- _Short task_: Below are some entries. Work out how many of their lines hold the word "Music", and write that number alone.

- _Supplied records_:

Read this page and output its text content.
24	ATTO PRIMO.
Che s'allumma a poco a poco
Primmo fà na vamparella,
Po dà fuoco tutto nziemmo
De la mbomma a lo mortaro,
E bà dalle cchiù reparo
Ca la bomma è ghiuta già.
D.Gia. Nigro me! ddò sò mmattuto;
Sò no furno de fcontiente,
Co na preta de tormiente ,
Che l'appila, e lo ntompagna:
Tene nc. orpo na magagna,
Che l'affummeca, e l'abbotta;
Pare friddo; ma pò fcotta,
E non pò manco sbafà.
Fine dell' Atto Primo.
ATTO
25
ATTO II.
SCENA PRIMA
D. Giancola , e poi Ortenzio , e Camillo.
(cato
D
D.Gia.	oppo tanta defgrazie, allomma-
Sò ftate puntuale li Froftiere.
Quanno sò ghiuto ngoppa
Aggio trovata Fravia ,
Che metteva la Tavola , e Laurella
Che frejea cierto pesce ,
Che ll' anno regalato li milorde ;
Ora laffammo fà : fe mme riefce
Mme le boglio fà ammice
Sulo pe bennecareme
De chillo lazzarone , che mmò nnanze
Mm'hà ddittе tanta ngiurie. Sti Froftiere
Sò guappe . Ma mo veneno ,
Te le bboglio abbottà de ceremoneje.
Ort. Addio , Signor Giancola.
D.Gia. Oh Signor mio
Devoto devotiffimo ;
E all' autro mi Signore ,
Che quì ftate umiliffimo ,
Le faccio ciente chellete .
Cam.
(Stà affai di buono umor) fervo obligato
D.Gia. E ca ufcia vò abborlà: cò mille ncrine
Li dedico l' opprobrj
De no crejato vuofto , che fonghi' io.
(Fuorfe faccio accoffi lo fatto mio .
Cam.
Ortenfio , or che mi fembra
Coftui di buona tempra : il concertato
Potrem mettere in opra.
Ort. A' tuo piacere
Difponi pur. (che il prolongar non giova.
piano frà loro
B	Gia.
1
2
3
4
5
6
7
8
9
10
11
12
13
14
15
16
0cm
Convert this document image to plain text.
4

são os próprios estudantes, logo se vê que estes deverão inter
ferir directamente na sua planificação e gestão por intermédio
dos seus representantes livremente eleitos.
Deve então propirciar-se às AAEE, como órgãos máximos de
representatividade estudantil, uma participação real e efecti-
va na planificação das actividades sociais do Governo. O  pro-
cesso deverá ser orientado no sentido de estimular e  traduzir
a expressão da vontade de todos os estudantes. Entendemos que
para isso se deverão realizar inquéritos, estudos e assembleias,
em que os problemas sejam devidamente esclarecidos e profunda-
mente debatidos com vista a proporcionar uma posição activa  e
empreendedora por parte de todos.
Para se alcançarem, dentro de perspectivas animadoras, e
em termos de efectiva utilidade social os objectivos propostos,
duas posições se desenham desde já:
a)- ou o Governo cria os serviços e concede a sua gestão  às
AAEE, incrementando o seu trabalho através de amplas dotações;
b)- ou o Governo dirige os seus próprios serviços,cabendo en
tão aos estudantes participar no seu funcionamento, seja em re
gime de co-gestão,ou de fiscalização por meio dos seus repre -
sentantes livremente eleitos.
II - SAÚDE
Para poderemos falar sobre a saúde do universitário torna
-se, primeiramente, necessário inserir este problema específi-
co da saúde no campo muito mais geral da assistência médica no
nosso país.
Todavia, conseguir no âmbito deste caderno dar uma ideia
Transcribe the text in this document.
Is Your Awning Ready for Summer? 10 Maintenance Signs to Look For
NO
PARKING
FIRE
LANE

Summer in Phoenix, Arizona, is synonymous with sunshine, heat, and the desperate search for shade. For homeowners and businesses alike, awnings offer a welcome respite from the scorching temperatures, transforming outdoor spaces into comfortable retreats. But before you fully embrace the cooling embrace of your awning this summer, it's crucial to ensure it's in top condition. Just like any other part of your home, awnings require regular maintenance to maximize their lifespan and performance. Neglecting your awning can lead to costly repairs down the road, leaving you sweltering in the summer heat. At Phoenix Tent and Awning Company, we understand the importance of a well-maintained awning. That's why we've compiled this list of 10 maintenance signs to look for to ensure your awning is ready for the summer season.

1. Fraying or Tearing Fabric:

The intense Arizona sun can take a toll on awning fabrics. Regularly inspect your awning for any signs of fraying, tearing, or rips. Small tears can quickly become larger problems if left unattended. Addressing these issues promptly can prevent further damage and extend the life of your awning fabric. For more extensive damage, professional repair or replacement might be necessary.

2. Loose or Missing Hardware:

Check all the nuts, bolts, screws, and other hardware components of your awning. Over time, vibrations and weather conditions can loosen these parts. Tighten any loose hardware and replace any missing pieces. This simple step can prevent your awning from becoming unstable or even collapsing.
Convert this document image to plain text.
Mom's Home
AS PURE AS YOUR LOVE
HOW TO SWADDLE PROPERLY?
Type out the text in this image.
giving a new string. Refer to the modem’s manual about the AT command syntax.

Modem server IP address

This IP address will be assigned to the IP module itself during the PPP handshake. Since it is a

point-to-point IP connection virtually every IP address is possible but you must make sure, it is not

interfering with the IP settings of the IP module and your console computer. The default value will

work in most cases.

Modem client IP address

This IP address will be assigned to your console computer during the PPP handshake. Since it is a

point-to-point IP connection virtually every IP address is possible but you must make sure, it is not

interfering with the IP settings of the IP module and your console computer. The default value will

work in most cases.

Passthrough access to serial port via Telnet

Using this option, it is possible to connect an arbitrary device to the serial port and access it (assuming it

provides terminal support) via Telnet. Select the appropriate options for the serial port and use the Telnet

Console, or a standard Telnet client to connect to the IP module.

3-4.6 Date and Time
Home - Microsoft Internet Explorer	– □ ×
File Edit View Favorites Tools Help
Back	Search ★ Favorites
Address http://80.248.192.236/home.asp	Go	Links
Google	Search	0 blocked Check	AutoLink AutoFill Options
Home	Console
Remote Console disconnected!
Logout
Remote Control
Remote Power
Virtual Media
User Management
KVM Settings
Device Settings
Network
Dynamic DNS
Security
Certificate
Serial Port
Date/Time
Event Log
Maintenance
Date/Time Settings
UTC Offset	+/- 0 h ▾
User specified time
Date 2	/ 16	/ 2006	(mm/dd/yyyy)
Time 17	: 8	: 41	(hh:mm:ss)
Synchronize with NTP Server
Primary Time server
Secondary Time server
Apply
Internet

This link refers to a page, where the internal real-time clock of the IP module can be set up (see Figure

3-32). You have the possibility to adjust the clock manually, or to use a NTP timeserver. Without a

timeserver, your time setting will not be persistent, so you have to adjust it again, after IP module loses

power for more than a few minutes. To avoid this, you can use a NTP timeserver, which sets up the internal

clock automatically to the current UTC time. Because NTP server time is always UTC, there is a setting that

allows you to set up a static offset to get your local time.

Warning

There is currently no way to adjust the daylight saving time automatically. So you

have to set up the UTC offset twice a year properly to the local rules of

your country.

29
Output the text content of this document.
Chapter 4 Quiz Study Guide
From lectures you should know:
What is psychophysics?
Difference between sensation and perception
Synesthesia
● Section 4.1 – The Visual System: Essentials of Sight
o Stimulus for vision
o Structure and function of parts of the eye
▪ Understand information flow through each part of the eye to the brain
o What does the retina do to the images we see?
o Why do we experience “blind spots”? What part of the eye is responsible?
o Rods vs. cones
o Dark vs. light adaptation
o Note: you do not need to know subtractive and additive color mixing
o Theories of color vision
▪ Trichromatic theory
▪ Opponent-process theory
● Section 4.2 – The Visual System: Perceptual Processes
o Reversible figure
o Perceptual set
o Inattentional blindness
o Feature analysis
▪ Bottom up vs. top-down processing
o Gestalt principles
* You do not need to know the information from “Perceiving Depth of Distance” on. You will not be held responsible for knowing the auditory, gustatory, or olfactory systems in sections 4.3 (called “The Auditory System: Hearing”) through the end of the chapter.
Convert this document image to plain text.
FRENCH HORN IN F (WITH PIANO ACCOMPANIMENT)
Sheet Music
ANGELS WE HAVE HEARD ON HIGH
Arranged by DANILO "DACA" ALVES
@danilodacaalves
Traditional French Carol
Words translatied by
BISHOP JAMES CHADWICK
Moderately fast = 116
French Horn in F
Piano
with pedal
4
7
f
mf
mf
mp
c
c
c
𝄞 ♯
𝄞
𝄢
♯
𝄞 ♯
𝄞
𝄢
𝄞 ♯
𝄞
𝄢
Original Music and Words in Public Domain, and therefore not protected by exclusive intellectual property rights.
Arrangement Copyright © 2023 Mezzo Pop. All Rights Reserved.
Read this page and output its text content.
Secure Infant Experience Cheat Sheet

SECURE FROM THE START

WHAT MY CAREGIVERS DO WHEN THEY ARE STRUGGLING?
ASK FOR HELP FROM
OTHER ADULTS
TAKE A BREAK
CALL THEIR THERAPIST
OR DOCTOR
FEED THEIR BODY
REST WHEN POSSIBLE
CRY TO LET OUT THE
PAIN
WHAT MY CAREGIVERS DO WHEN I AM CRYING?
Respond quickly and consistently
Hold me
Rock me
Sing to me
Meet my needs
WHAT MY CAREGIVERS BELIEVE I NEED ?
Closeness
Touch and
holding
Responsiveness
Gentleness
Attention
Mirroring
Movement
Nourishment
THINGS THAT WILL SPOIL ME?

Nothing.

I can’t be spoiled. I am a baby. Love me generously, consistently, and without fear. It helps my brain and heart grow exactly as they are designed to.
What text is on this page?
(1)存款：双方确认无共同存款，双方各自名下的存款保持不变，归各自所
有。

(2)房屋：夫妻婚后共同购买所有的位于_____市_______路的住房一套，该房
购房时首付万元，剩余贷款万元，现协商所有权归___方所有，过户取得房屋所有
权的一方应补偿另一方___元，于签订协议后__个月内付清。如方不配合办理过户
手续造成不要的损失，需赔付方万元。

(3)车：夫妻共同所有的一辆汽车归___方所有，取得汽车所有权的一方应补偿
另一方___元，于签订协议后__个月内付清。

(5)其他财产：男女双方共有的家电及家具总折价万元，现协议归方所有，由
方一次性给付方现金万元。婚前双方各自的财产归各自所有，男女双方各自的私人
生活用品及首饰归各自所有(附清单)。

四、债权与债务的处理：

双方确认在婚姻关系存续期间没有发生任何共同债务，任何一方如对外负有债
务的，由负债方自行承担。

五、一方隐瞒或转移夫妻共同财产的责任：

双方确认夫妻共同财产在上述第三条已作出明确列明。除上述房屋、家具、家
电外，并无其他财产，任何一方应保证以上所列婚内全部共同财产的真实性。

- _Written solution_: 2